# STATED GOAL
Select, from the data, each line where "Event" occurs.
====== DATASET EXCERPTS
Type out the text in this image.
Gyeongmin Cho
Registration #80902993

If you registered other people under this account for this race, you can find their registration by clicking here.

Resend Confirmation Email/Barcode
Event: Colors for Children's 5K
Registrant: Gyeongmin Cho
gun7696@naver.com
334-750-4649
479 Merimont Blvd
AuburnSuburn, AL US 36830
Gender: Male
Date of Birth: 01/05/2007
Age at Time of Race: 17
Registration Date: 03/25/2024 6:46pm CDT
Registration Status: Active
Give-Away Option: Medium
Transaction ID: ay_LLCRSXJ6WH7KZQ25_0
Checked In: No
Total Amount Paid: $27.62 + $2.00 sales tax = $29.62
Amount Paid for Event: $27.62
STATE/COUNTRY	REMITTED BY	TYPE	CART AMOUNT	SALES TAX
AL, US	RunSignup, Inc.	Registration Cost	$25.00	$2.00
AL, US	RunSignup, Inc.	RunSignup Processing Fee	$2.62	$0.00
============
# WRITTEN RESPONSE
Event: Colors for Children's 5K
Amount Paid for Event: $27.62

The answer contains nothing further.